> [PROBLEM TO WORK ON]:
Every line below is to be copied exactly, with the pictures left out.

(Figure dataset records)
## begin

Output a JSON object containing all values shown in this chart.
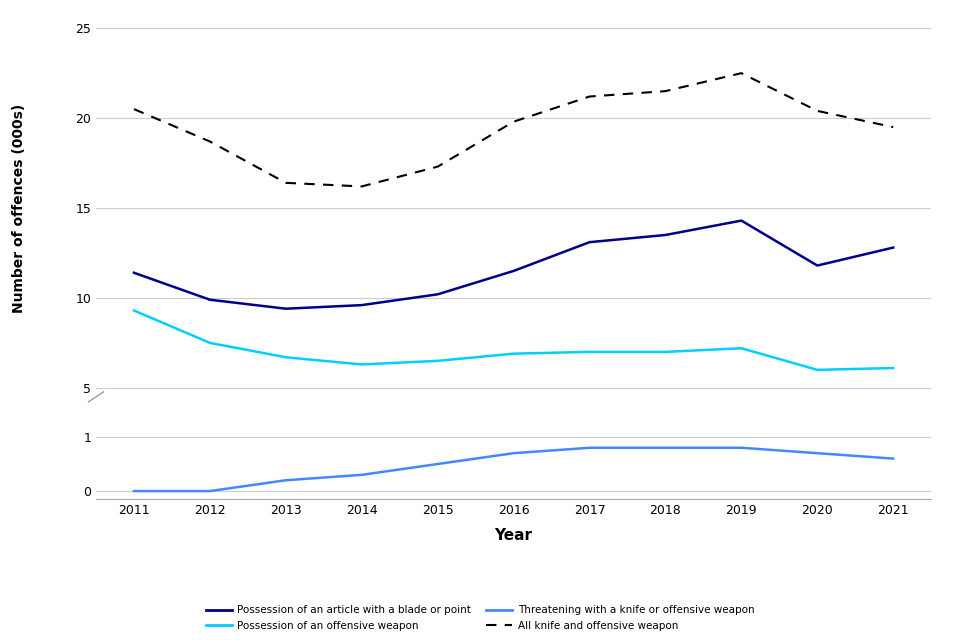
{
  "years": [
    2011,
    2012,
    2013,
    2014,
    2015,
    2016,
    2017,
    2018,
    2019,
    2020,
    2021
  ],
  "possession_blade": [
    11.4,
    9.9,
    9.4,
    9.6,
    10.2,
    11.5,
    13.1,
    13.5,
    14.3,
    11.8,
    12.8
  ],
  "possession_offensive": [
    9.3,
    7.5,
    6.7,
    6.3,
    6.5,
    6.9,
    7.0,
    7.0,
    7.2,
    6.0,
    6.1
  ],
  "threatening": [
    0.0,
    0.0,
    0.2,
    0.3,
    0.5,
    0.7,
    0.8,
    0.8,
    0.8,
    0.7,
    0.6
  ],
  "all_knife": [
    20.5,
    18.7,
    16.4,
    16.2,
    17.3,
    19.8,
    21.2,
    21.5,
    22.5,
    20.4,
    19.5
  ],
  "upper_ylim": [
    4.5,
    25.5
  ],
  "upper_yticks": [
    5,
    10,
    15,
    20,
    25
  ],
  "lower_ylim": [
    -0.15,
    1.4
  ],
  "lower_yticks": [
    0,
    1
  ],
  "color_blade": "#00008B",
  "color_offensive": "#00CFFF",
  "color_threatening": "#4488FF",
  "color_all": "#000000",
  "xlabel": "Year",
  "ylabel": "Number of offences (000s)",
  "legend_blade": "Possession of an article with a blade or point",
  "legend_offensive": "Possession of an offensive weapon",
  "legend_threatening": "Threatening with a knife or offensive weapon",
  "legend_all": "All knife and offensive weapon",
  "background_color": "#ffffff",
  "grid_color": "#cccccc"
}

## end

> [TASK ANSWER]:
Output a JSON object containing all values shown in this chart.
{
  "years": [
    2011,
    2012,
    2013,
    2014,
    2015,
    2016,
    2017,
    2018,
    2019,
    2020,
    2021
  ],
  "possession_blade": [
    11.4,
    9.9,
    9.4,
    9.6,
    10.2,
    11.5,
    13.1,
    13.5,
    14.3,
    11.8,
    12.8
  ],
  "possession_offensive": [
    9.3,
    7.5,
    6.7,
    6.3,
    6.5,
    6.9,
    7.0,
    7.0,
    7.2,
    6.0,
    6.1
  ],
  "threatening": [
    0.0,
    0.0,
    0.2,
    0.3,
    0.5,
    0.7,
    0.8,
    0.8,
    0.8,
    0.7,
    0.6
  ],
  "all_knife": [
    20.5,
    18.7,
    16.4,
    16.2,
    17.3,
    19.8,
    21.2,
    21.5,
    22.5,
    20.4,
    19.5
  ],
  "upper_ylim": [
    4.5,
    25.5
  ],
  "upper_yticks": [
    5,
    10,
    15,
    20,
    25
  ],
  "lower_ylim": [
    -0.15,
    1.4
  ],
  "lower_yticks": [
    0,
    1
  ],
  "color_blade": "#00008B",
  "color_offensive": "#00CFFF",
  "color_threatening": "#4488FF",
  "color_all": "#000000",
  "xlabel": "Year",
  "ylabel": "Number of offences (000s)",
  "legend_blade": "Possession of an article with a blade or point",
  "legend_offensive": "Possession of an offensive weapon",
  "legend_threatening": "Threatening with a knife or offensive weapon",
  "legend_all": "All knife and offensive weapon",
  "background_color": "#ffffff",
  "grid_color": "#cccccc"
}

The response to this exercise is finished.